(Dataset rows about figures)
__________

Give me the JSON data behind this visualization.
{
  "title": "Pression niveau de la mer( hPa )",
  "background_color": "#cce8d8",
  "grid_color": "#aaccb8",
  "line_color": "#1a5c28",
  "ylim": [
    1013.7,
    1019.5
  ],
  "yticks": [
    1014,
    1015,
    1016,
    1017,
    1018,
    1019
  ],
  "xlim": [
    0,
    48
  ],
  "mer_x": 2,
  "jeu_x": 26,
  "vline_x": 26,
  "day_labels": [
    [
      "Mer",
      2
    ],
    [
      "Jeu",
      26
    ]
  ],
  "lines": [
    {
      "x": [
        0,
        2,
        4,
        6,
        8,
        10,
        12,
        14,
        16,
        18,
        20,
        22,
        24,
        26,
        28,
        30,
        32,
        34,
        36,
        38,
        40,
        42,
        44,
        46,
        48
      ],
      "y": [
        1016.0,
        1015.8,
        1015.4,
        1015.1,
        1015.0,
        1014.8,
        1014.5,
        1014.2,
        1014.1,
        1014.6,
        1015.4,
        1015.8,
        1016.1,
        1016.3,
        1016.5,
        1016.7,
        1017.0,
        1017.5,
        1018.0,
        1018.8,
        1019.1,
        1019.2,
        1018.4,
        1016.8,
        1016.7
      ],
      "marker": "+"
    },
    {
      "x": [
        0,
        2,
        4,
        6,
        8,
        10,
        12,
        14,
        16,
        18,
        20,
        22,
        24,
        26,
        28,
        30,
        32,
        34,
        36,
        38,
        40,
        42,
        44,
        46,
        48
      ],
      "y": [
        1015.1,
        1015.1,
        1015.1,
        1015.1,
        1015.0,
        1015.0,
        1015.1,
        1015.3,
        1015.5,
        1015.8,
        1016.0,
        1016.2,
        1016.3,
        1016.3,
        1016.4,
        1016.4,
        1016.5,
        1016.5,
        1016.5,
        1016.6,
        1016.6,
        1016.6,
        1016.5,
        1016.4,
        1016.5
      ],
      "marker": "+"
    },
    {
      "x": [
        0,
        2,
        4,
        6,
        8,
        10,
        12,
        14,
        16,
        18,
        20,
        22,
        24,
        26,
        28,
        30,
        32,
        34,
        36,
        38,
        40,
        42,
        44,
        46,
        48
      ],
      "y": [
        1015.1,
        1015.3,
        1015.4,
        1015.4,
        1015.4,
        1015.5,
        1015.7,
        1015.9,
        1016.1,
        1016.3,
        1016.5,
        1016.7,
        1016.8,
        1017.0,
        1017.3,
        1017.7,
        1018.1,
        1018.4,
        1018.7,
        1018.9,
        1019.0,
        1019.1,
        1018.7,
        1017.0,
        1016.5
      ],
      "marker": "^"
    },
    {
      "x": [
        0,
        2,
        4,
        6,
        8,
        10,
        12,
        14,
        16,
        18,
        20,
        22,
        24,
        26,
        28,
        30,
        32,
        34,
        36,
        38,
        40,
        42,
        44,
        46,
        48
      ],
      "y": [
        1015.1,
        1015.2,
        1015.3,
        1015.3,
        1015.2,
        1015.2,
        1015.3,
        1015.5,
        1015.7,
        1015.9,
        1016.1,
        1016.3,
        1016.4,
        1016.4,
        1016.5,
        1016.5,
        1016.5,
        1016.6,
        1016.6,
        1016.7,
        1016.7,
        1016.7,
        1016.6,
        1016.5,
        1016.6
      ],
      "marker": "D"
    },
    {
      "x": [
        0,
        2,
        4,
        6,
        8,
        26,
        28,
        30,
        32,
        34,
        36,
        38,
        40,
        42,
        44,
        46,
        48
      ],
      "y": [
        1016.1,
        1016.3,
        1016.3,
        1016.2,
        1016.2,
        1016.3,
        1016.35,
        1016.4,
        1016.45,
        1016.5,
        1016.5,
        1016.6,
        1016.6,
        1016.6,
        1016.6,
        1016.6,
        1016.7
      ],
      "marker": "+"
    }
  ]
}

__________

**Exercise goal:**
Transcribe all of the lines in the records precisely.

**Task output:**
Give me the JSON data behind this visualization.
{
  "title": "Pression niveau de la mer( hPa )",
  "background_color": "#cce8d8",
  "grid_color": "#aaccb8",
  "line_color": "#1a5c28",
  "ylim": [
    1013.7,
    1019.5
  ],
  "yticks": [
    1014,
    1015,
    1016,
    1017,
    1018,
    1019
  ],
  "xlim": [
    0,
    48
  ],
  "mer_x": 2,
  "jeu_x": 26,
  "vline_x": 26,
  "day_labels": [
    [
      "Mer",
      2
    ],
    [
      "Jeu",
      26
    ]
  ],
  "lines": [
    {
      "x": [
        0,
        2,
        4,
        6,
        8,
        10,
        12,
        14,
        16,
        18,
        20,
        22,
        24,
        26,
        28,
        30,
        32,
        34,
        36,
        38,
        40,
        42,
        44,
        46,
        48
      ],
      "y": [
        1016.0,
        1015.8,
        1015.4,
        1015.1,
        1015.0,
        1014.8,
        1014.5,
        1014.2,
        1014.1,
        1014.6,
        1015.4,
        1015.8,
        1016.1,
        1016.3,
        1016.5,
        1016.7,
        1017.0,
        1017.5,
        1018.0,
        1018.8,
        1019.1,
        1019.2,
        1018.4,
        1016.8,
        1016.7
      ],
      "marker": "+"
    },
    {
      "x": [
        0,
        2,
        4,
        6,
        8,
        10,
        12,
        14,
        16,
        18,
        20,
        22,
        24,
        26,
        28,
        30,
        32,
        34,
        36,
        38,
        40,
        42,
        44,
        46,
        48
      ],
      "y": [
        1015.1,
        1015.1,
        1015.1,
        1015.1,
        1015.0,
        1015.0,
        1015.1,
        1015.3,
        1015.5,
        1015.8,
        1016.0,
        1016.2,
        1016.3,
        1016.3,
        1016.4,
        1016.4,
        1016.5,
        1016.5,
        1016.5,
        1016.6,
        1016.6,
        1016.6,
        1016.5,
        1016.4,
        1016.5
      ],
      "marker": "+"
    },
    {
      "x": [
        0,
        2,
        4,
        6,
        8,
        10,
        12,
        14,
        16,
        18,
        20,
        22,
        24,
        26,
        28,
        30,
        32,
        34,
        36,
        38,
        40,
        42,
        44,
        46,
        48
      ],
      "y": [
        1015.1,
        1015.3,
        1015.4,
        1015.4,
        1015.4,
        1015.5,
        1015.7,
        1015.9,
        1016.1,
        1016.3,
        1016.5,
        1016.7,
        1016.8,
        1017.0,
        1017.3,
        1017.7,
        1018.1,
        1018.4,
        1018.7,
        1018.9,
        1019.0,
        1019.1,
        1018.7,
        1017.0,
        1016.5
      ],
      "marker": "^"
    },
    {
      "x": [
        0,
        2,
        4,
        6,
        8,
        10,
        12,
        14,
        16,
        18,
        20,
        22,
        24,
        26,
        28,
        30,
        32,
        34,
        36,
        38,
        40,
        42,
        44,
        46,
        48
      ],
      "y": [
        1015.1,
        1015.2,
        1015.3,
        1015.3,
        1015.2,
        1015.2,
        1015.3,
        1015.5,
        1015.7,
        1015.9,
        1016.1,
        1016.3,
        1016.4,
        1016.4,
        1016.5,
        1016.5,
        1016.5,
        1016.6,
        1016.6,
        1016.7,
        1016.7,
        1016.7,
        1016.6,
        1016.5,
        1016.6
      ],
      "marker": "D"
    },
    {
      "x": [
        0,
        2,
        4,
        6,
        8,
        26,
        28,
        30,
        32,
        34,
        36,
        38,
        40,
        42,
        44,
        46,
        48
      ],
      "y": [
        1016.1,
        1016.3,
        1016.3,
        1016.2,
        1016.2,
        1016.3,
        1016.35,
        1016.4,
        1016.45,
        1016.5,
        1016.5,
        1016.6,
        1016.6,
        1016.6,
        1016.6,
        1016.6,
        1016.7
      ],
      "marker": "+"
    }
  ]
}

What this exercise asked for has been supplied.